(Stored data)

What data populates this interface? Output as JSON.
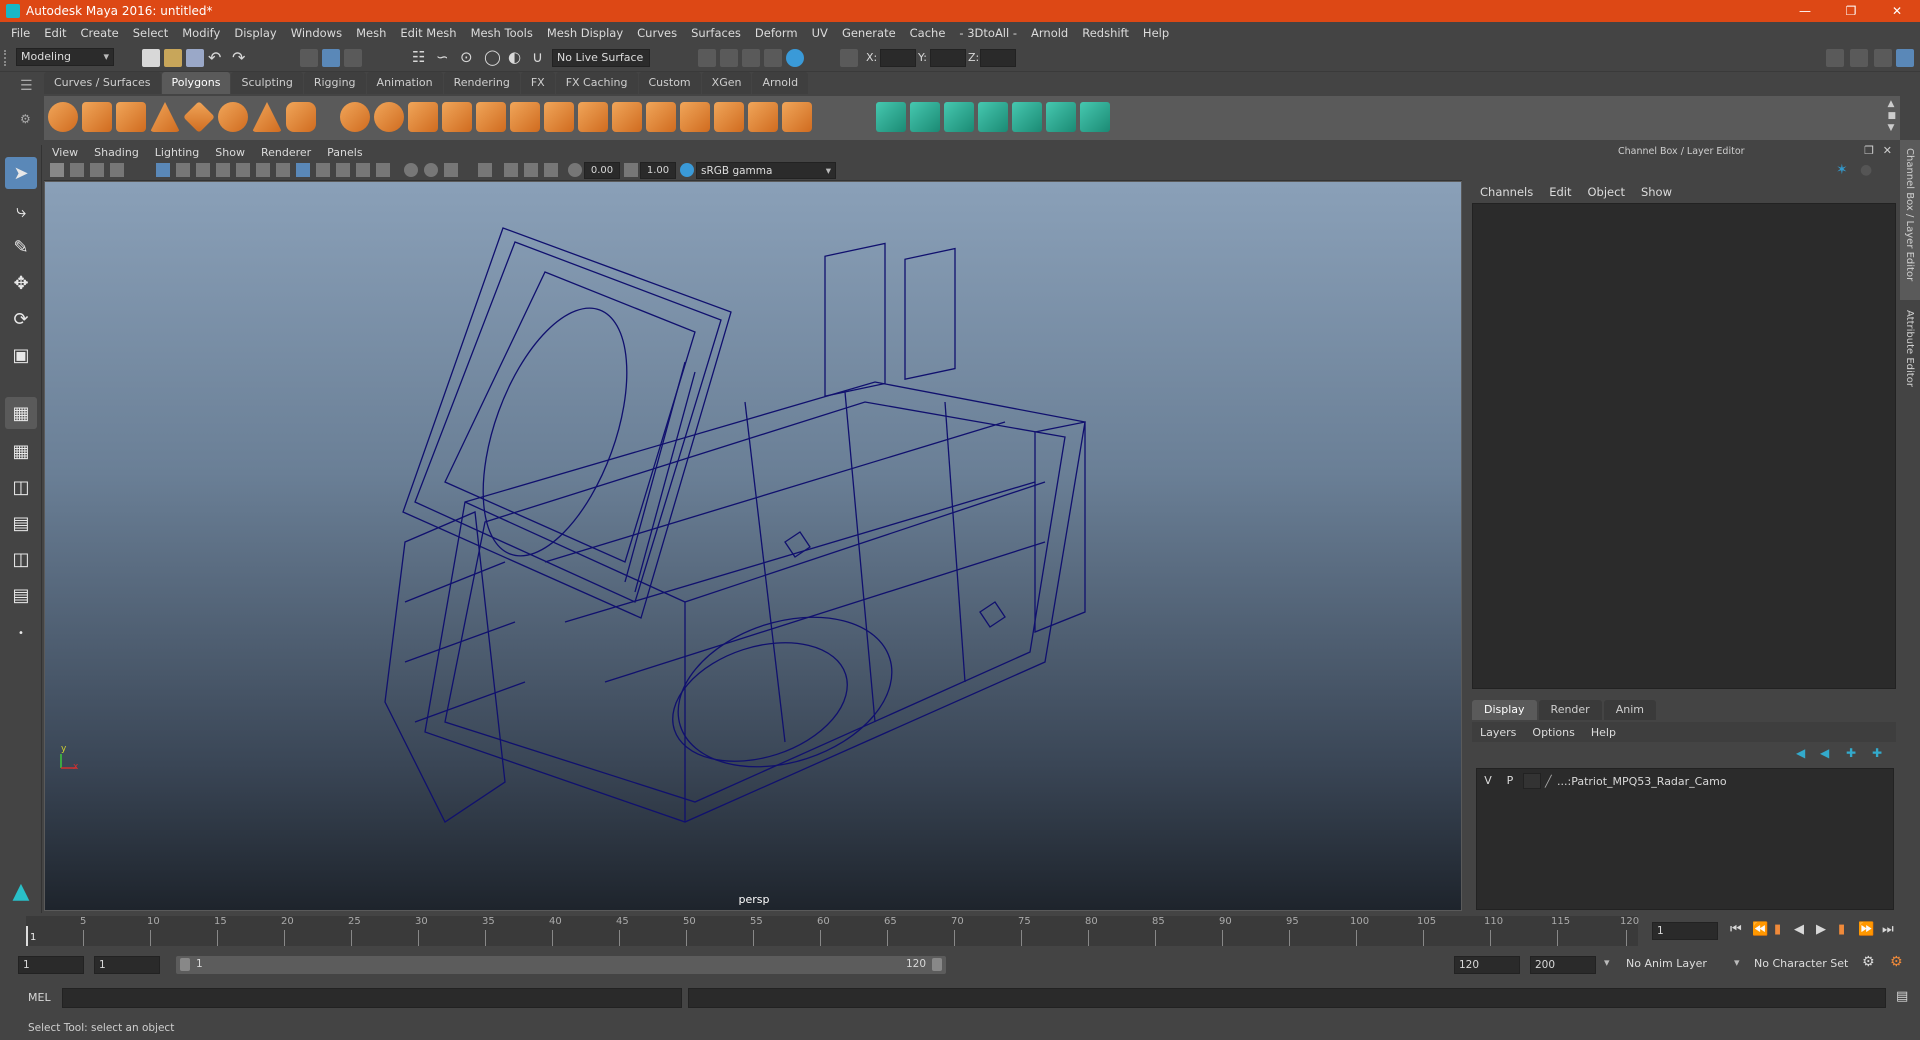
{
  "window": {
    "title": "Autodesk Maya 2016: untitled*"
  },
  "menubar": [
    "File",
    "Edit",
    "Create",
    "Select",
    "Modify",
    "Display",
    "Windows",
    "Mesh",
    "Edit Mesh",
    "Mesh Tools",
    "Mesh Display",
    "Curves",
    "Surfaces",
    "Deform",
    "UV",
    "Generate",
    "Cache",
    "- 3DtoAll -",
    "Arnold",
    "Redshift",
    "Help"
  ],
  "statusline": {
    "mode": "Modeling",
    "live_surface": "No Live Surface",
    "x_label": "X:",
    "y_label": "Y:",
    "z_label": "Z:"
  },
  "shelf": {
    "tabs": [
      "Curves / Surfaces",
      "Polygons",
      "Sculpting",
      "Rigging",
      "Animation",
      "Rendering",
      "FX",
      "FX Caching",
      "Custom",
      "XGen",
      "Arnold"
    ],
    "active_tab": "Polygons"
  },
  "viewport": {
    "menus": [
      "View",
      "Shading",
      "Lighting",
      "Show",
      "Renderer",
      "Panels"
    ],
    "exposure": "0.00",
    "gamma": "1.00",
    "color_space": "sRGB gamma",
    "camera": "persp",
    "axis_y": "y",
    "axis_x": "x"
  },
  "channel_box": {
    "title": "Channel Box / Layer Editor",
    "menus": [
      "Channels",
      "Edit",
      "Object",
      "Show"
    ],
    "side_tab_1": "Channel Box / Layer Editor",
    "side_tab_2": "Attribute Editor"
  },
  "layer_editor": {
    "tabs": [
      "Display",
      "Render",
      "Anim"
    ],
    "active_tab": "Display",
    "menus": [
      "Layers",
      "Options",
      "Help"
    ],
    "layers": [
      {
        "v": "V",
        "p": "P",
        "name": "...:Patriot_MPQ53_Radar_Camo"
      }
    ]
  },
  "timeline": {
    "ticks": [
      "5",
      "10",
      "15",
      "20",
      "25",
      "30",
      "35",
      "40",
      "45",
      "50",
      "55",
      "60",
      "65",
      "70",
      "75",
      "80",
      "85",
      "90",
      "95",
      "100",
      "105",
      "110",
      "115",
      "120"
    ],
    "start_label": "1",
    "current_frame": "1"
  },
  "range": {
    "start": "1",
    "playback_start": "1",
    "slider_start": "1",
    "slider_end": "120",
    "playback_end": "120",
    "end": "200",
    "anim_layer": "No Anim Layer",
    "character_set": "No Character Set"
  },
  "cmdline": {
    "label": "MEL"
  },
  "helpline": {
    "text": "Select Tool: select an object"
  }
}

...

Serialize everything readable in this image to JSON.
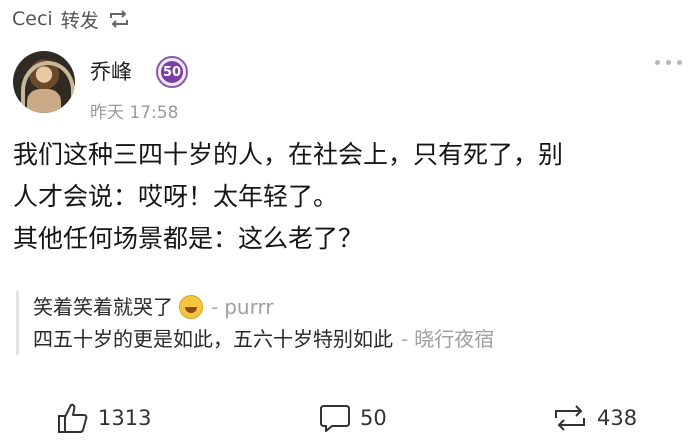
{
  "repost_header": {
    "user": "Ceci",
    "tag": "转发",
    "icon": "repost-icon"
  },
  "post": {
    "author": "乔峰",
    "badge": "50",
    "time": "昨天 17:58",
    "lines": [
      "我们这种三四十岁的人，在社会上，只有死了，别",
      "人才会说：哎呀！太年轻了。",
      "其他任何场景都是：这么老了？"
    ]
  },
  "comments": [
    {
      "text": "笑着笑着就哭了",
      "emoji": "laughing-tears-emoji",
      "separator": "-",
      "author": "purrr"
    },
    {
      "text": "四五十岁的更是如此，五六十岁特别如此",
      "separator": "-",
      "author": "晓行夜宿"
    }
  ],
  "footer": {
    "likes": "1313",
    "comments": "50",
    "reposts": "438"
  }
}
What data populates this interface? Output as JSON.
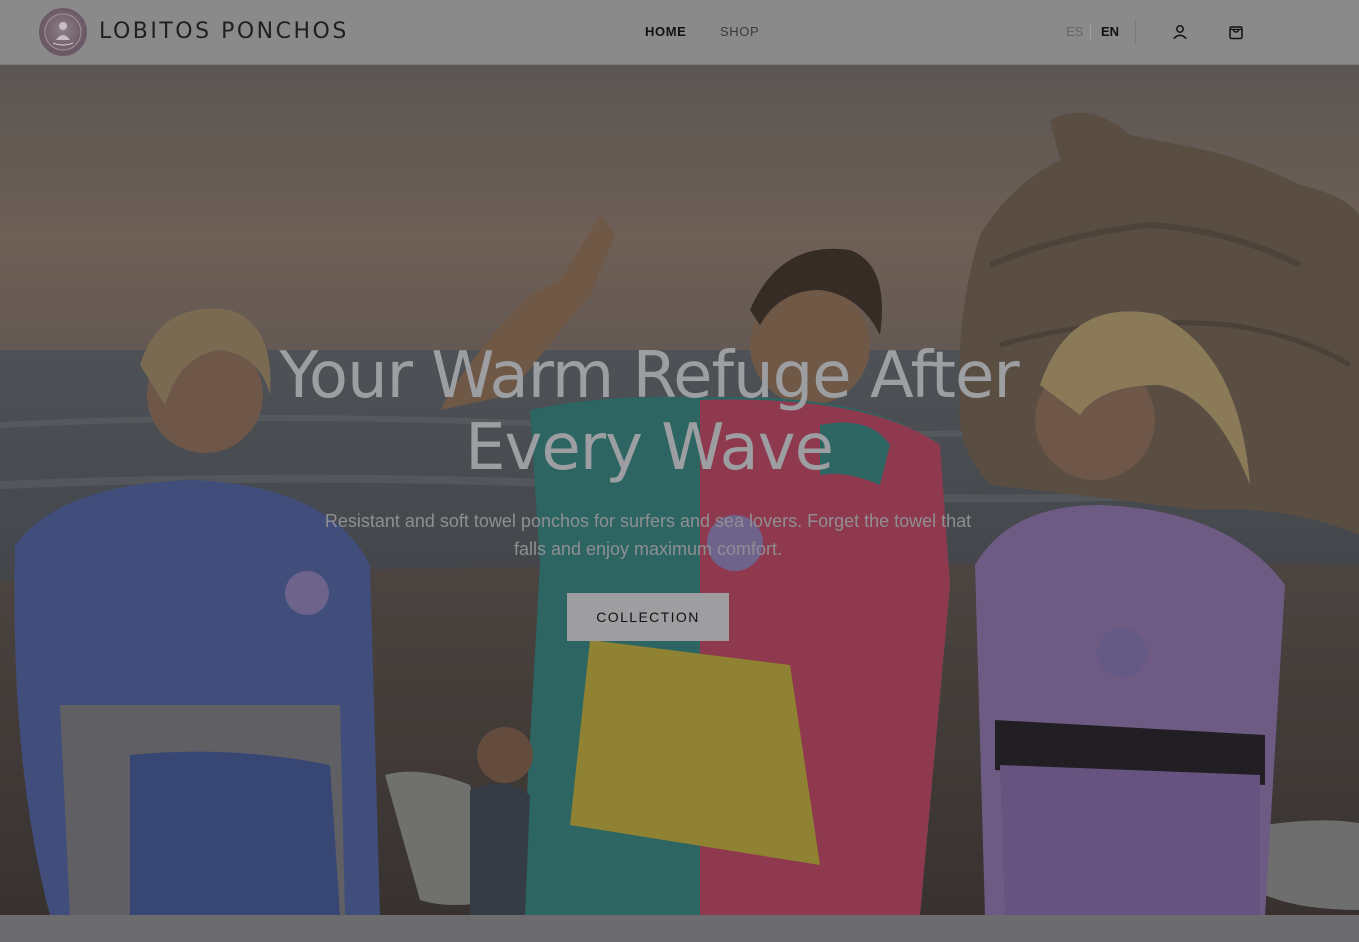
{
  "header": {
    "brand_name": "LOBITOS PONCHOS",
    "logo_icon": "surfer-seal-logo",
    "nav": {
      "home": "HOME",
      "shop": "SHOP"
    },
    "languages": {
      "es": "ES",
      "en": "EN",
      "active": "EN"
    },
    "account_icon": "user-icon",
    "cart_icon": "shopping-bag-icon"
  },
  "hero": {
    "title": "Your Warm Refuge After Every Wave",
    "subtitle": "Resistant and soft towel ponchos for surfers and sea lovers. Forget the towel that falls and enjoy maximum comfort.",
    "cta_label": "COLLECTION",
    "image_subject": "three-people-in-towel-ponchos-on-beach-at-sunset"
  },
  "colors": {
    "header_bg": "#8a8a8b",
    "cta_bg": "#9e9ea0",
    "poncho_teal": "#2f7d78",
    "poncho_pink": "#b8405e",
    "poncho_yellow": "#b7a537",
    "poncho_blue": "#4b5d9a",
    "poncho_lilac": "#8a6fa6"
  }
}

[Short task] Look through the records and count each line that holds "towel". Write only the total.

[Result] 2